# Source
Really? Most properties are either a scalar or vector value (up to 4 components in the case of RGBA values) but if you think about it Curves or Levels would require multiple values returned separately (or in the case of Curves, maybe a very long matrix) to have something that could be used.
Curves is usually a series of input/output pairs with curves interpolated automatically between them, but it can also be an arbitrary series of input/output pairs, do you really want to write an expression that will return a matrix of an arbitrary length with input/output pairs? Here’s an artist’s conception, but AE wouldn’t understand this:
[[.05, .09], [.1, .1], [.5, .5], [.9, .9], [.95, 1.0]]And that’s a simple constant set of points, if you wanted to dynamically arrive at a set of points then you’d really be in for some fun.
Levels, on the other hand, only has one keyframable property (I believe they call it ‘Histogram’) but many many properties (input/output white, input/output black, gamma) that affect it, in order to assign individual values to those you have to use Levels (Individual Controls) because AE has no way to know whether to apply the output of your expression to inputs, outputs or gamma otherwise.

# Written problem 1
Using the text on Curves and Levels, decide whether each statement agrees with it, answering yes or no and quoting the words that decide it: (a) Levels has only one keyframable property. (b) A vector property value can have up to six components. (c) AE would understand the sample matrix of input/output pairs.
# Written problem 2
According to the text on Curves and Levels, what do you have to use to assign individual values to the Levels inputs, outputs, and gamma?
The data after this text is not needed.

# Dataset
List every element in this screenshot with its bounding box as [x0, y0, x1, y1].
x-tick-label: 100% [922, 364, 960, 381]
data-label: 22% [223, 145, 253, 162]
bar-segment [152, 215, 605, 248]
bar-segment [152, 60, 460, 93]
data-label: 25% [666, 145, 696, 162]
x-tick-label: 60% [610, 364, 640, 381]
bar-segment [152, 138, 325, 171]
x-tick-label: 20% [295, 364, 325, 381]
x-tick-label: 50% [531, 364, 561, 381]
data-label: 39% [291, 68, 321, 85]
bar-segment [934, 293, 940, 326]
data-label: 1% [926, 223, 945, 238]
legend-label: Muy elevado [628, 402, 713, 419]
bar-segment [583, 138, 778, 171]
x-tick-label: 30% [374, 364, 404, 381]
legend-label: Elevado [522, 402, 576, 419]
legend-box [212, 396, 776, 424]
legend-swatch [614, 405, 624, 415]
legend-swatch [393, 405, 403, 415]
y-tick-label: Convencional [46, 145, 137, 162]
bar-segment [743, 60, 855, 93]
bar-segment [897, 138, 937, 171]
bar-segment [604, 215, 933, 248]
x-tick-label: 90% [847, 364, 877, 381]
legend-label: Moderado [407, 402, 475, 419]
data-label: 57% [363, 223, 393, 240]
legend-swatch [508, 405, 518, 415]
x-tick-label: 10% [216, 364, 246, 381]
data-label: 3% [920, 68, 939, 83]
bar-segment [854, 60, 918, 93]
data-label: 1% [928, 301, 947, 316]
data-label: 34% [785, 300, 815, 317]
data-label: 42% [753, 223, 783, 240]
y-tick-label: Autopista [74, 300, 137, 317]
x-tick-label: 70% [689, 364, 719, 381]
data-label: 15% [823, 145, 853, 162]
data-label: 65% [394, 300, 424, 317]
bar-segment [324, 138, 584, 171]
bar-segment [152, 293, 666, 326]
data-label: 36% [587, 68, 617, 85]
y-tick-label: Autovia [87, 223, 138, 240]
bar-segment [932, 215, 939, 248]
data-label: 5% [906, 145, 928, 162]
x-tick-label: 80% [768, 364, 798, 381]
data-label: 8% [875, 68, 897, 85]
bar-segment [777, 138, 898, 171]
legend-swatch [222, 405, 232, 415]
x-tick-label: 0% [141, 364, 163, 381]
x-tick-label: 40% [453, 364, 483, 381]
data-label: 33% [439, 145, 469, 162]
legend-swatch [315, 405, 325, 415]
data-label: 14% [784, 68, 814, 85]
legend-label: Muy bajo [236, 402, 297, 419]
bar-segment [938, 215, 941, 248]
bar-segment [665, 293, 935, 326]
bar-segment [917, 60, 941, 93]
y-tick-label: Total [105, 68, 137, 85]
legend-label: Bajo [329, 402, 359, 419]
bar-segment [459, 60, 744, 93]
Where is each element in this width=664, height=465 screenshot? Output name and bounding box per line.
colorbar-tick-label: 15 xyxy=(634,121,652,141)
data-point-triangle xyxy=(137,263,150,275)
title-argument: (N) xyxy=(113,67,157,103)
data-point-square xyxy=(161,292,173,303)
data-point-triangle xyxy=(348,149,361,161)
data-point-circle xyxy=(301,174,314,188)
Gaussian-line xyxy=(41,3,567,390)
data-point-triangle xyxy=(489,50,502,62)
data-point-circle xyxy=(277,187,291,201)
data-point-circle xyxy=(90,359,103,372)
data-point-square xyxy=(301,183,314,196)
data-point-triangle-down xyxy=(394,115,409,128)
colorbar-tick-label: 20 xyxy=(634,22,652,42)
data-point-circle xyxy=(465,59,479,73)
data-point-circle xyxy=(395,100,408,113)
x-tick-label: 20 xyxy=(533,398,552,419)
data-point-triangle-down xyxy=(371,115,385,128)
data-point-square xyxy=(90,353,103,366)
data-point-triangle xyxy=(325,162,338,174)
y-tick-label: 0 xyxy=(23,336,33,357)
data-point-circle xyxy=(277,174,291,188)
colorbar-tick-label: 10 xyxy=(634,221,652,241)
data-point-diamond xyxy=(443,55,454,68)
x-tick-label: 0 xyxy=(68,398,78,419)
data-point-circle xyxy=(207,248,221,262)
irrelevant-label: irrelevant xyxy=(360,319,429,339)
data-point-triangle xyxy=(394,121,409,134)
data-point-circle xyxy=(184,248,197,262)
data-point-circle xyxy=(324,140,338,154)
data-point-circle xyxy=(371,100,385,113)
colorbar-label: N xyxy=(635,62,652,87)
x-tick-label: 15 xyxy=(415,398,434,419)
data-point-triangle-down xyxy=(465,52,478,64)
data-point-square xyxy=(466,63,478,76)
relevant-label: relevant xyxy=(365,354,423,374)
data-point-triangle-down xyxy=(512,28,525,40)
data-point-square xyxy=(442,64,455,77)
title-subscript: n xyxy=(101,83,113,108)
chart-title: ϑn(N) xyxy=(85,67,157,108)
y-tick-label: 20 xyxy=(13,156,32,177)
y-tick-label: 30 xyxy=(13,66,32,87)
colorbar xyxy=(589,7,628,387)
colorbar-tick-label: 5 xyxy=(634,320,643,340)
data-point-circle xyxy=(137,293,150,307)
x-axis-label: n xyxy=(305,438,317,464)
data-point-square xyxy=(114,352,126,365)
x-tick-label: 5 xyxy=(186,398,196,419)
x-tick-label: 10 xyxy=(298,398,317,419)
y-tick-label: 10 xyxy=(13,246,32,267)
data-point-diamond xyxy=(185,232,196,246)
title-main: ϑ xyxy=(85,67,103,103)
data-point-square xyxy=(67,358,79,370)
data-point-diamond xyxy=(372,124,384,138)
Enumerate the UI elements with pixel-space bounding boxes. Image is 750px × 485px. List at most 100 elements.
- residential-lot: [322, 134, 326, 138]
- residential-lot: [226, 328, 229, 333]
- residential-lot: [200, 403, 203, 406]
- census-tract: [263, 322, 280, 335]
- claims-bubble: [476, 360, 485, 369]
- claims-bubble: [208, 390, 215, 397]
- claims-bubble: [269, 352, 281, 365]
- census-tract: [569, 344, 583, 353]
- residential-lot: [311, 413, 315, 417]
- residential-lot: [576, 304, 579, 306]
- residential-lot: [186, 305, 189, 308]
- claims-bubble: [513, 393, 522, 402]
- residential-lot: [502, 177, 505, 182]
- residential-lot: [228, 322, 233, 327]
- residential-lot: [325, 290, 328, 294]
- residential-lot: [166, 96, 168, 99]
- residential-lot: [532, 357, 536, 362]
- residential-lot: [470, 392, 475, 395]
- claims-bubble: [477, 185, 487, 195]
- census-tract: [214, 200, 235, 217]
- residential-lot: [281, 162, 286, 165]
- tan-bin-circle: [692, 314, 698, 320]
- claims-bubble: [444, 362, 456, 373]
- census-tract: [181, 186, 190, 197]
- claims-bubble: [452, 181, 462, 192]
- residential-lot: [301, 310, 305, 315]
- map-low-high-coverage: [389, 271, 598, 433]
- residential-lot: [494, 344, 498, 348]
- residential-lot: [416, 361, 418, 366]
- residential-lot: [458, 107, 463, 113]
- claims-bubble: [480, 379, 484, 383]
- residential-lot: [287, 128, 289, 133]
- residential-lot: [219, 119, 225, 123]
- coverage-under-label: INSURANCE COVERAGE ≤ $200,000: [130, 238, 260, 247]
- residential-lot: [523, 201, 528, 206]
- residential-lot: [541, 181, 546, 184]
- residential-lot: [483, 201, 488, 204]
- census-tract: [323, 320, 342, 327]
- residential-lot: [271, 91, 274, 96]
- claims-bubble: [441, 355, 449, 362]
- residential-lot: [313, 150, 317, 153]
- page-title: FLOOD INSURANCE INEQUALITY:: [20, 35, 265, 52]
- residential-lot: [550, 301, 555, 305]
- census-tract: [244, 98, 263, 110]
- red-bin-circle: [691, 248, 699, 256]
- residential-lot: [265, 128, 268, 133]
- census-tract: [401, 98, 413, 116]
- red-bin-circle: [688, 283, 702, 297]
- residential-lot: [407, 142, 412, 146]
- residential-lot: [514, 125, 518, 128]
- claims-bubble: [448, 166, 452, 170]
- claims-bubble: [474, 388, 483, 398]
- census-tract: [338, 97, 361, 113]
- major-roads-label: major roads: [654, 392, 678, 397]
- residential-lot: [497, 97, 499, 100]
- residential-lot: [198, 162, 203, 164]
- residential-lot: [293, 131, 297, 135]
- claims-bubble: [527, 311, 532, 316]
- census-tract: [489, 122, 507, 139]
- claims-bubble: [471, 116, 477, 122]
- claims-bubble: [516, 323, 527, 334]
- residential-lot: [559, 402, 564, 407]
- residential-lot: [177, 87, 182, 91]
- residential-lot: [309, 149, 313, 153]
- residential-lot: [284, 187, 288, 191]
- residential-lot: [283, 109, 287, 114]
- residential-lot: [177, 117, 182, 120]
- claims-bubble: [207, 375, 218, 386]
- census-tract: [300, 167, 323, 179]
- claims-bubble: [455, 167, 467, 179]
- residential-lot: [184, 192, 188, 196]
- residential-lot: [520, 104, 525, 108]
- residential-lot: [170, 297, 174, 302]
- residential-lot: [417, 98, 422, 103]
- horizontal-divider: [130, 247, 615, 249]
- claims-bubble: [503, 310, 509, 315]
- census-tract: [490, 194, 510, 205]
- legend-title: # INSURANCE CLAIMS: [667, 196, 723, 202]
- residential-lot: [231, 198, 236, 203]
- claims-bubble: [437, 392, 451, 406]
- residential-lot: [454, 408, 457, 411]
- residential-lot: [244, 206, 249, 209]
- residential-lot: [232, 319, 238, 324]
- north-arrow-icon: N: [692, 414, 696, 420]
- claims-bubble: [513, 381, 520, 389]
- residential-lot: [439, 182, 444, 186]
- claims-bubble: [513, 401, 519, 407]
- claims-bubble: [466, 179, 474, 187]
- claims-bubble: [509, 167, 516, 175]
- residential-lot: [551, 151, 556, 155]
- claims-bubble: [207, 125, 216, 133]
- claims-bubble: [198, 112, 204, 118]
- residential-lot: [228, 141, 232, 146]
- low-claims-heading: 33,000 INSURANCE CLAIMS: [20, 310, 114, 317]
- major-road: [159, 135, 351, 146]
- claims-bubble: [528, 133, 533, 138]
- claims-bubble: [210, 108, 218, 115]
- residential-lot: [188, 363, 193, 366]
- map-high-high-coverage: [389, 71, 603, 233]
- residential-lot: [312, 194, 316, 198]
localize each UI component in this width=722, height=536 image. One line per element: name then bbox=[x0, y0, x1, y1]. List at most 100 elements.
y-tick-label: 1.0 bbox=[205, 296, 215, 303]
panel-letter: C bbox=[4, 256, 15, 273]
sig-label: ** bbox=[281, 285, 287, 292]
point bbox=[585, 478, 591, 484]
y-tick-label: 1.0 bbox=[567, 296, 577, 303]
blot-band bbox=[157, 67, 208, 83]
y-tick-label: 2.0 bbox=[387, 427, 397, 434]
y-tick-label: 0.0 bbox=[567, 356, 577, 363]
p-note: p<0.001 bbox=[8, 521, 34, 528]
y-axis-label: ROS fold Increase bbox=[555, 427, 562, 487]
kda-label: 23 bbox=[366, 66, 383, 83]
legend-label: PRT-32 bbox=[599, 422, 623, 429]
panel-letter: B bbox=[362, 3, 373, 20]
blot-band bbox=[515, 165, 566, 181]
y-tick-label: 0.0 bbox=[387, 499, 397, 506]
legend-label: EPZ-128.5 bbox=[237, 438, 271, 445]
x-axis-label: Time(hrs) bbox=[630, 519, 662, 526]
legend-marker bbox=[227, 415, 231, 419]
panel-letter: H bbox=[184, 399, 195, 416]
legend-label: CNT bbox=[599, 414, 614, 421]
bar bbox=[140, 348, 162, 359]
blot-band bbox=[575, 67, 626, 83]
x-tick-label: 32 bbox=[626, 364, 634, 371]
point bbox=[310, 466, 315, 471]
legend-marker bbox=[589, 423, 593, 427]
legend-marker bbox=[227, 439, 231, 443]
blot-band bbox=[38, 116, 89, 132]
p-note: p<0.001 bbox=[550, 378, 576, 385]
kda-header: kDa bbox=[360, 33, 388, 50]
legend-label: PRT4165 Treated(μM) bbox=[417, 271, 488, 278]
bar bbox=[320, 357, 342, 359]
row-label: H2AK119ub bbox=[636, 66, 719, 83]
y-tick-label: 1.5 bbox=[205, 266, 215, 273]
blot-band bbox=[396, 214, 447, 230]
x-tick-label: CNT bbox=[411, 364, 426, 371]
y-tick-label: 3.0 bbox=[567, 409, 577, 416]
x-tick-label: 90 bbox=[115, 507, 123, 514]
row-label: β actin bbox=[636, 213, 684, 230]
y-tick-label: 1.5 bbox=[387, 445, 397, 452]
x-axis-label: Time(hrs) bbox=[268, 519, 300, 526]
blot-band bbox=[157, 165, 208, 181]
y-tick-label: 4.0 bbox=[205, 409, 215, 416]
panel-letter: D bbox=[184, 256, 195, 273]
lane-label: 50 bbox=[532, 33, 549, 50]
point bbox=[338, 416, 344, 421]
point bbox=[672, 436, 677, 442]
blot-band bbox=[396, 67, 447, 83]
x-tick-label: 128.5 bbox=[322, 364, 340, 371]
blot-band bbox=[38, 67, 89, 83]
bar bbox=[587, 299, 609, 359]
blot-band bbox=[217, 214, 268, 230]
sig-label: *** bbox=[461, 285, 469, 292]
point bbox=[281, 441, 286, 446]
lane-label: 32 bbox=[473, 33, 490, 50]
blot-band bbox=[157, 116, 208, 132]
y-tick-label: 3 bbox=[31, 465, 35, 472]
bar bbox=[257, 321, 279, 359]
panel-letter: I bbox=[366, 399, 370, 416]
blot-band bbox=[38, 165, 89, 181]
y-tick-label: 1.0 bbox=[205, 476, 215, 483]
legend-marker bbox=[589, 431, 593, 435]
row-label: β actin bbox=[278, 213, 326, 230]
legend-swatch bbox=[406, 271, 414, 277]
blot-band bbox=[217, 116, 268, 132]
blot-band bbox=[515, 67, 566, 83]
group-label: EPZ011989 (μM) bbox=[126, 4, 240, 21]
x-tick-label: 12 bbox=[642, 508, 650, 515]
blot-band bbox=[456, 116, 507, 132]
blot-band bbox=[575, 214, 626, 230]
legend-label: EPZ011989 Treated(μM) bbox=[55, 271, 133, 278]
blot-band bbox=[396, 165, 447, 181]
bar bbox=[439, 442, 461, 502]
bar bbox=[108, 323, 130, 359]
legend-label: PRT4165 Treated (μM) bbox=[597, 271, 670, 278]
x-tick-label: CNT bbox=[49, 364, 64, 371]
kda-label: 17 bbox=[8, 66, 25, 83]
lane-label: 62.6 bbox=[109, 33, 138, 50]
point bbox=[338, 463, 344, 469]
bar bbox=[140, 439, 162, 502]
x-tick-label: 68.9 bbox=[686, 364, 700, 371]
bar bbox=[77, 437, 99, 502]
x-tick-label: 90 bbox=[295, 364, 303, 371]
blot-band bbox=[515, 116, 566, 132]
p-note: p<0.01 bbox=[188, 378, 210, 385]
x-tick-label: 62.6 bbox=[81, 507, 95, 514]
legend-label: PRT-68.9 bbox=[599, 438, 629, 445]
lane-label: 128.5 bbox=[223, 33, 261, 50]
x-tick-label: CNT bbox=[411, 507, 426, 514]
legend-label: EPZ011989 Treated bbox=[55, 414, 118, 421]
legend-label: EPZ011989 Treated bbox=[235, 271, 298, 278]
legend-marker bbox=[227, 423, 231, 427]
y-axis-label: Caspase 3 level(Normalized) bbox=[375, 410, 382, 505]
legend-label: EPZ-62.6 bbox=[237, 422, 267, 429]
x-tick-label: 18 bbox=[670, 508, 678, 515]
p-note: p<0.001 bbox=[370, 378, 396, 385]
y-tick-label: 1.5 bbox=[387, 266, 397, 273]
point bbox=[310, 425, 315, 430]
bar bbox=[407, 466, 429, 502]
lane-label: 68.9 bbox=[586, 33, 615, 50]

# Complete output 1
(a) Yes: "Levels, on the other hand, only has one keyframable property"
(b) No: "up to 4 components in the case of RGBA values"
(c) No: "but AE wouldn’t understand this"

# Complete output 2
Levels (Individual Controls).